* **Instructions for the task**:
Without including any pictures, write out all the entries exactly.

* **Working data**:
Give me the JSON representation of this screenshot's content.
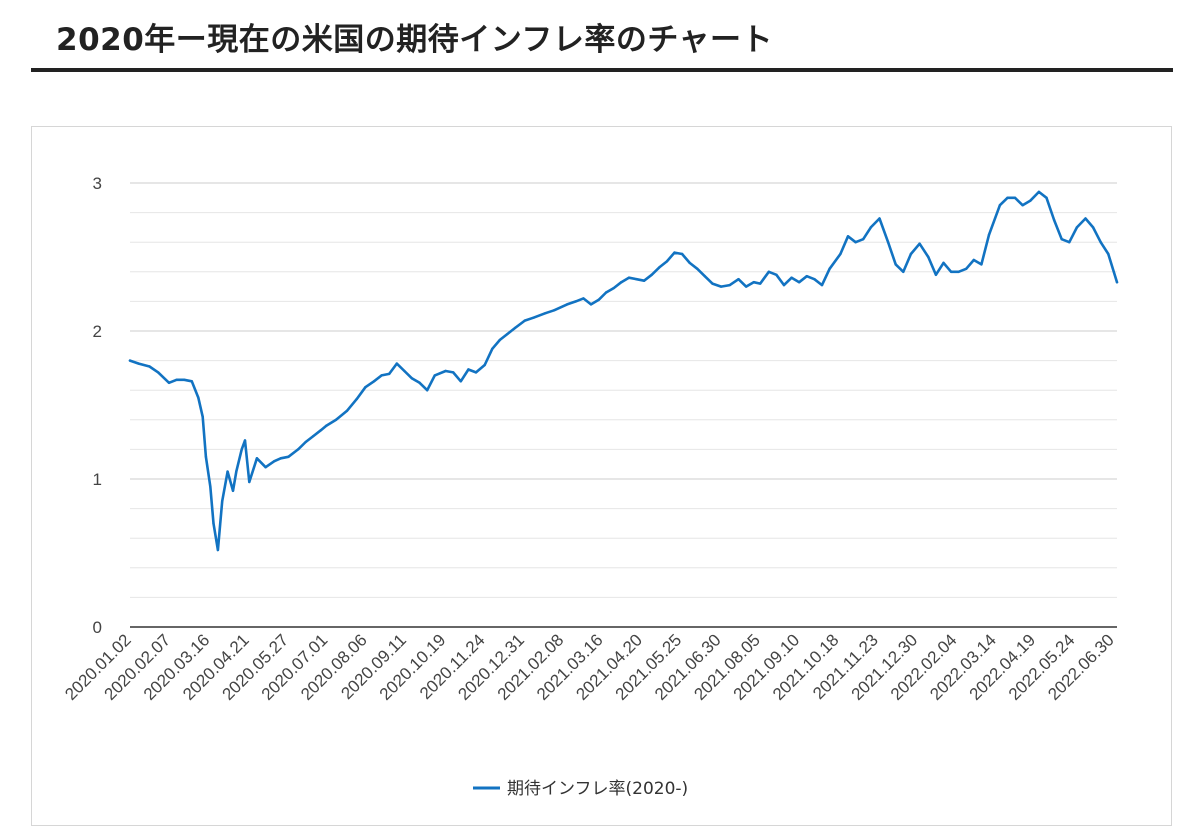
{
  "header": {
    "title": "2020年ー現在の米国の期待インフレ率のチャート"
  },
  "colors": {
    "series": "#1273c2",
    "major_grid": "#cccccc",
    "minor_grid": "#e6e6e6",
    "baseline": "#333333",
    "rule": "#222222"
  },
  "chart_data": {
    "type": "line",
    "title": "",
    "xlabel": "",
    "ylabel": "",
    "ylim": [
      0,
      3
    ],
    "yticks": [
      "0",
      "1",
      "2",
      "3"
    ],
    "grid": true,
    "legend_position": "bottom",
    "x_tick_labels": [
      "2020.01.02",
      "2020.02.07",
      "2020.03.16",
      "2020.04.21",
      "2020.05.27",
      "2020.07.01",
      "2020.08.06",
      "2020.09.11",
      "2020.10.19",
      "2020.11.24",
      "2020.12.31",
      "2021.02.08",
      "2021.03.16",
      "2021.04.20",
      "2021.05.25",
      "2021.06.30",
      "2021.08.05",
      "2021.09.10",
      "2021.10.18",
      "2021.11.23",
      "2021.12.30",
      "2022.02.04",
      "2022.03.14",
      "2022.04.19",
      "2022.05.24",
      "2022.06.30"
    ],
    "series": [
      {
        "name": "期待インフレ率(2020-)",
        "x": [
          "2020.01.02",
          "2020.01.10",
          "2020.01.20",
          "2020.01.28",
          "2020.02.07",
          "2020.02.14",
          "2020.02.21",
          "2020.02.28",
          "2020.03.05",
          "2020.03.09",
          "2020.03.12",
          "2020.03.16",
          "2020.03.19",
          "2020.03.23",
          "2020.03.27",
          "2020.04.01",
          "2020.04.06",
          "2020.04.09",
          "2020.04.14",
          "2020.04.17",
          "2020.04.21",
          "2020.04.28",
          "2020.05.06",
          "2020.05.14",
          "2020.05.20",
          "2020.05.27",
          "2020.06.05",
          "2020.06.12",
          "2020.06.19",
          "2020.06.26",
          "2020.07.01",
          "2020.07.10",
          "2020.07.20",
          "2020.07.29",
          "2020.08.06",
          "2020.08.14",
          "2020.08.21",
          "2020.08.28",
          "2020.09.04",
          "2020.09.11",
          "2020.09.18",
          "2020.09.25",
          "2020.10.02",
          "2020.10.09",
          "2020.10.19",
          "2020.10.26",
          "2020.11.02",
          "2020.11.09",
          "2020.11.16",
          "2020.11.24",
          "2020.12.01",
          "2020.12.08",
          "2020.12.15",
          "2020.12.22",
          "2020.12.31",
          "2021.01.08",
          "2021.01.19",
          "2021.01.27",
          "2021.02.08",
          "2021.02.16",
          "2021.02.23",
          "2021.03.02",
          "2021.03.09",
          "2021.03.16",
          "2021.03.23",
          "2021.03.30",
          "2021.04.06",
          "2021.04.13",
          "2021.04.20",
          "2021.04.27",
          "2021.05.04",
          "2021.05.11",
          "2021.05.18",
          "2021.05.25",
          "2021.06.01",
          "2021.06.08",
          "2021.06.15",
          "2021.06.22",
          "2021.06.30",
          "2021.07.08",
          "2021.07.16",
          "2021.07.23",
          "2021.07.30",
          "2021.08.05",
          "2021.08.13",
          "2021.08.20",
          "2021.08.27",
          "2021.09.03",
          "2021.09.10",
          "2021.09.17",
          "2021.09.24",
          "2021.10.01",
          "2021.10.08",
          "2021.10.18",
          "2021.10.25",
          "2021.11.01",
          "2021.11.08",
          "2021.11.15",
          "2021.11.23",
          "2021.12.01",
          "2021.12.08",
          "2021.12.15",
          "2021.12.22",
          "2021.12.30",
          "2022.01.07",
          "2022.01.14",
          "2022.01.21",
          "2022.01.28",
          "2022.02.04",
          "2022.02.11",
          "2022.02.18",
          "2022.02.25",
          "2022.03.04",
          "2022.03.14",
          "2022.03.21",
          "2022.03.28",
          "2022.04.04",
          "2022.04.11",
          "2022.04.19",
          "2022.04.26",
          "2022.05.03",
          "2022.05.10",
          "2022.05.17",
          "2022.05.24",
          "2022.06.01",
          "2022.06.08",
          "2022.06.15",
          "2022.06.22",
          "2022.06.30"
        ],
        "values": [
          1.8,
          1.78,
          1.76,
          1.72,
          1.65,
          1.67,
          1.67,
          1.66,
          1.55,
          1.42,
          1.15,
          0.95,
          0.7,
          0.52,
          0.85,
          1.05,
          0.92,
          1.05,
          1.2,
          1.26,
          0.98,
          1.14,
          1.08,
          1.12,
          1.14,
          1.15,
          1.2,
          1.25,
          1.29,
          1.33,
          1.36,
          1.4,
          1.46,
          1.54,
          1.62,
          1.66,
          1.7,
          1.71,
          1.78,
          1.73,
          1.68,
          1.65,
          1.6,
          1.7,
          1.73,
          1.72,
          1.66,
          1.74,
          1.72,
          1.77,
          1.88,
          1.94,
          1.98,
          2.02,
          2.07,
          2.09,
          2.12,
          2.14,
          2.18,
          2.2,
          2.22,
          2.18,
          2.21,
          2.26,
          2.29,
          2.33,
          2.36,
          2.35,
          2.34,
          2.38,
          2.43,
          2.47,
          2.53,
          2.52,
          2.46,
          2.42,
          2.37,
          2.32,
          2.3,
          2.31,
          2.35,
          2.3,
          2.33,
          2.32,
          2.4,
          2.38,
          2.31,
          2.36,
          2.33,
          2.37,
          2.35,
          2.31,
          2.42,
          2.52,
          2.64,
          2.6,
          2.62,
          2.7,
          2.76,
          2.6,
          2.45,
          2.4,
          2.52,
          2.59,
          2.5,
          2.38,
          2.46,
          2.4,
          2.4,
          2.42,
          2.48,
          2.45,
          2.65,
          2.85,
          2.9,
          2.9,
          2.85,
          2.88,
          2.94,
          2.9,
          2.75,
          2.62,
          2.6,
          2.7,
          2.76,
          2.7,
          2.6,
          2.52,
          2.33
        ]
      }
    ]
  }
}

* **Solved problem**:
Give me the JSON representation of this screenshot's content.
{
  "header": {
    "title": "2020年ー現在の米国の期待インフレ率のチャート"
  },
  "colors": {
    "series": "#1273c2",
    "major_grid": "#cccccc",
    "minor_grid": "#e6e6e6",
    "baseline": "#333333",
    "rule": "#222222"
  },
  "chart_data": {
    "type": "line",
    "title": "",
    "xlabel": "",
    "ylabel": "",
    "ylim": [
      0,
      3
    ],
    "yticks": [
      "0",
      "1",
      "2",
      "3"
    ],
    "grid": true,
    "legend_position": "bottom",
    "x_tick_labels": [
      "2020.01.02",
      "2020.02.07",
      "2020.03.16",
      "2020.04.21",
      "2020.05.27",
      "2020.07.01",
      "2020.08.06",
      "2020.09.11",
      "2020.10.19",
      "2020.11.24",
      "2020.12.31",
      "2021.02.08",
      "2021.03.16",
      "2021.04.20",
      "2021.05.25",
      "2021.06.30",
      "2021.08.05",
      "2021.09.10",
      "2021.10.18",
      "2021.11.23",
      "2021.12.30",
      "2022.02.04",
      "2022.03.14",
      "2022.04.19",
      "2022.05.24",
      "2022.06.30"
    ],
    "series": [
      {
        "name": "期待インフレ率(2020-)",
        "x": [
          "2020.01.02",
          "2020.01.10",
          "2020.01.20",
          "2020.01.28",
          "2020.02.07",
          "2020.02.14",
          "2020.02.21",
          "2020.02.28",
          "2020.03.05",
          "2020.03.09",
          "2020.03.12",
          "2020.03.16",
          "2020.03.19",
          "2020.03.23",
          "2020.03.27",
          "2020.04.01",
          "2020.04.06",
          "2020.04.09",
          "2020.04.14",
          "2020.04.17",
          "2020.04.21",
          "2020.04.28",
          "2020.05.06",
          "2020.05.14",
          "2020.05.20",
          "2020.05.27",
          "2020.06.05",
          "2020.06.12",
          "2020.06.19",
          "2020.06.26",
          "2020.07.01",
          "2020.07.10",
          "2020.07.20",
          "2020.07.29",
          "2020.08.06",
          "2020.08.14",
          "2020.08.21",
          "2020.08.28",
          "2020.09.04",
          "2020.09.11",
          "2020.09.18",
          "2020.09.25",
          "2020.10.02",
          "2020.10.09",
          "2020.10.19",
          "2020.10.26",
          "2020.11.02",
          "2020.11.09",
          "2020.11.16",
          "2020.11.24",
          "2020.12.01",
          "2020.12.08",
          "2020.12.15",
          "2020.12.22",
          "2020.12.31",
          "2021.01.08",
          "2021.01.19",
          "2021.01.27",
          "2021.02.08",
          "2021.02.16",
          "2021.02.23",
          "2021.03.02",
          "2021.03.09",
          "2021.03.16",
          "2021.03.23",
          "2021.03.30",
          "2021.04.06",
          "2021.04.13",
          "2021.04.20",
          "2021.04.27",
          "2021.05.04",
          "2021.05.11",
          "2021.05.18",
          "2021.05.25",
          "2021.06.01",
          "2021.06.08",
          "2021.06.15",
          "2021.06.22",
          "2021.06.30",
          "2021.07.08",
          "2021.07.16",
          "2021.07.23",
          "2021.07.30",
          "2021.08.05",
          "2021.08.13",
          "2021.08.20",
          "2021.08.27",
          "2021.09.03",
          "2021.09.10",
          "2021.09.17",
          "2021.09.24",
          "2021.10.01",
          "2021.10.08",
          "2021.10.18",
          "2021.10.25",
          "2021.11.01",
          "2021.11.08",
          "2021.11.15",
          "2021.11.23",
          "2021.12.01",
          "2021.12.08",
          "2021.12.15",
          "2021.12.22",
          "2021.12.30",
          "2022.01.07",
          "2022.01.14",
          "2022.01.21",
          "2022.01.28",
          "2022.02.04",
          "2022.02.11",
          "2022.02.18",
          "2022.02.25",
          "2022.03.04",
          "2022.03.14",
          "2022.03.21",
          "2022.03.28",
          "2022.04.04",
          "2022.04.11",
          "2022.04.19",
          "2022.04.26",
          "2022.05.03",
          "2022.05.10",
          "2022.05.17",
          "2022.05.24",
          "2022.06.01",
          "2022.06.08",
          "2022.06.15",
          "2022.06.22",
          "2022.06.30"
        ],
        "values": [
          1.8,
          1.78,
          1.76,
          1.72,
          1.65,
          1.67,
          1.67,
          1.66,
          1.55,
          1.42,
          1.15,
          0.95,
          0.7,
          0.52,
          0.85,
          1.05,
          0.92,
          1.05,
          1.2,
          1.26,
          0.98,
          1.14,
          1.08,
          1.12,
          1.14,
          1.15,
          1.2,
          1.25,
          1.29,
          1.33,
          1.36,
          1.4,
          1.46,
          1.54,
          1.62,
          1.66,
          1.7,
          1.71,
          1.78,
          1.73,
          1.68,
          1.65,
          1.6,
          1.7,
          1.73,
          1.72,
          1.66,
          1.74,
          1.72,
          1.77,
          1.88,
          1.94,
          1.98,
          2.02,
          2.07,
          2.09,
          2.12,
          2.14,
          2.18,
          2.2,
          2.22,
          2.18,
          2.21,
          2.26,
          2.29,
          2.33,
          2.36,
          2.35,
          2.34,
          2.38,
          2.43,
          2.47,
          2.53,
          2.52,
          2.46,
          2.42,
          2.37,
          2.32,
          2.3,
          2.31,
          2.35,
          2.3,
          2.33,
          2.32,
          2.4,
          2.38,
          2.31,
          2.36,
          2.33,
          2.37,
          2.35,
          2.31,
          2.42,
          2.52,
          2.64,
          2.6,
          2.62,
          2.7,
          2.76,
          2.6,
          2.45,
          2.4,
          2.52,
          2.59,
          2.5,
          2.38,
          2.46,
          2.4,
          2.4,
          2.42,
          2.48,
          2.45,
          2.65,
          2.85,
          2.9,
          2.9,
          2.85,
          2.88,
          2.94,
          2.9,
          2.75,
          2.62,
          2.6,
          2.7,
          2.76,
          2.7,
          2.6,
          2.52,
          2.33
        ]
      }
    ]
  }
}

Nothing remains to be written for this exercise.